*AIM*:
Reproduce every line of the entries below character for character, with nothing changed or left out.

──────── RECORD EXCERPTS

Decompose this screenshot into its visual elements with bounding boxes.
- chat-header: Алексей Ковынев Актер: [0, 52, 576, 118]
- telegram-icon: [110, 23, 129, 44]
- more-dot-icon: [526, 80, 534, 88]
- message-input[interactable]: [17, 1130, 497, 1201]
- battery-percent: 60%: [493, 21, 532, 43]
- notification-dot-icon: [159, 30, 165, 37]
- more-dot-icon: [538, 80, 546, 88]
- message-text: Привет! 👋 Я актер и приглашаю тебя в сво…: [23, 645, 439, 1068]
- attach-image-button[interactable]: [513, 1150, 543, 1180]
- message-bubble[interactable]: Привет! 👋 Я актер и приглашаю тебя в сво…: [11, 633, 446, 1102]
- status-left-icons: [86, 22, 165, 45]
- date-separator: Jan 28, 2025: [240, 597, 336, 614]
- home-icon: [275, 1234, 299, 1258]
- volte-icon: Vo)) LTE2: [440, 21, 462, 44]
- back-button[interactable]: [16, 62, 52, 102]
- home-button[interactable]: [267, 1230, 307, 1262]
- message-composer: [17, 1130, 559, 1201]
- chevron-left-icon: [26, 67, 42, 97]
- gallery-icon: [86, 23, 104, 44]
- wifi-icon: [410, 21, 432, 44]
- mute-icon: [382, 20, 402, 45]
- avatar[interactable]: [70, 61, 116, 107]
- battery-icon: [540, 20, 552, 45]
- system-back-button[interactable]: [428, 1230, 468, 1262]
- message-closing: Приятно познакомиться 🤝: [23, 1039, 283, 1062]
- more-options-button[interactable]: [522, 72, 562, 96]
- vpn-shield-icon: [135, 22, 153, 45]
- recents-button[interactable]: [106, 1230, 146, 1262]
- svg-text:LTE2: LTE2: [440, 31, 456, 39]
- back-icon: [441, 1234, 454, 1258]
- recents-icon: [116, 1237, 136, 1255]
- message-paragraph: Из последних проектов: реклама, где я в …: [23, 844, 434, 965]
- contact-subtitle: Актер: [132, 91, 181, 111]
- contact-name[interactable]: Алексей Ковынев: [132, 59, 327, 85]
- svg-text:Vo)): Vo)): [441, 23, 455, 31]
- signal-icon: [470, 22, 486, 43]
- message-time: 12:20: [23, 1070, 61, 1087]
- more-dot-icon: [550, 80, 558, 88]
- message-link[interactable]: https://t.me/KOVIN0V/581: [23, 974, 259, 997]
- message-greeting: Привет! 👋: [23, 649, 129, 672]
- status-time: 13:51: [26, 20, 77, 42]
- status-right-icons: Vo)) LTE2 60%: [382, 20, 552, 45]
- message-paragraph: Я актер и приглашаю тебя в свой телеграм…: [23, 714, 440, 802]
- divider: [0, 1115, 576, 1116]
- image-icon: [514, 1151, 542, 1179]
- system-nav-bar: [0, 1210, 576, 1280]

────────────────

*ANSWER TO THIS EXERCISE*:
Decompose this screenshot into its visual elements with bounding boxes.
- chat-header: Алексей Ковынев Актер: [0, 52, 576, 118]
- telegram-icon: [110, 23, 129, 44]
- more-dot-icon: [526, 80, 534, 88]
- message-input[interactable]: [17, 1130, 497, 1201]
- battery-percent: 60%: [493, 21, 532, 43]
- notification-dot-icon: [159, 30, 165, 37]
- more-dot-icon: [538, 80, 546, 88]
- message-text: Привет! 👋 Я актер и приглашаю тебя в сво…: [23, 645, 439, 1068]
- attach-image-button[interactable]: [513, 1150, 543, 1180]
- message-bubble[interactable]: Привет! 👋 Я актер и приглашаю тебя в сво…: [11, 633, 446, 1102]
- status-left-icons: [86, 22, 165, 45]
- date-separator: Jan 28, 2025: [240, 597, 336, 614]
- home-icon: [275, 1234, 299, 1258]
- volte-icon: Vo)) LTE2: [440, 21, 462, 44]
- back-button[interactable]: [16, 62, 52, 102]
- home-button[interactable]: [267, 1230, 307, 1262]
- message-composer: [17, 1130, 559, 1201]
- chevron-left-icon: [26, 67, 42, 97]
- gallery-icon: [86, 23, 104, 44]
- wifi-icon: [410, 21, 432, 44]
- mute-icon: [382, 20, 402, 45]
- avatar[interactable]: [70, 61, 116, 107]
- battery-icon: [540, 20, 552, 45]
- system-back-button[interactable]: [428, 1230, 468, 1262]
- message-closing: Приятно познакомиться 🤝: [23, 1039, 283, 1062]
- more-options-button[interactable]: [522, 72, 562, 96]
- vpn-shield-icon: [135, 22, 153, 45]
- recents-button[interactable]: [106, 1230, 146, 1262]
- svg-text:LTE2: LTE2: [440, 31, 456, 39]
- back-icon: [441, 1234, 454, 1258]
- recents-icon: [116, 1237, 136, 1255]
- message-paragraph: Из последних проектов: реклама, где я в …: [23, 844, 434, 965]
- contact-subtitle: Актер: [132, 91, 181, 111]
- contact-name[interactable]: Алексей Ковынев: [132, 59, 327, 85]
- svg-text:Vo)): Vo)): [441, 23, 455, 31]
- signal-icon: [470, 22, 486, 43]
- message-time: 12:20: [23, 1070, 61, 1087]
- more-dot-icon: [550, 80, 558, 88]
- message-link[interactable]: https://t.me/KOVIN0V/581: [23, 974, 259, 997]
- message-greeting: Привет! 👋: [23, 649, 129, 672]
- status-time: 13:51: [26, 20, 77, 42]
- status-right-icons: Vo)) LTE2 60%: [382, 20, 552, 45]
- message-paragraph: Я актер и приглашаю тебя в свой телеграм…: [23, 714, 440, 802]
- divider: [0, 1115, 576, 1116]
- image-icon: [514, 1151, 542, 1179]
- system-nav-bar: [0, 1210, 576, 1280]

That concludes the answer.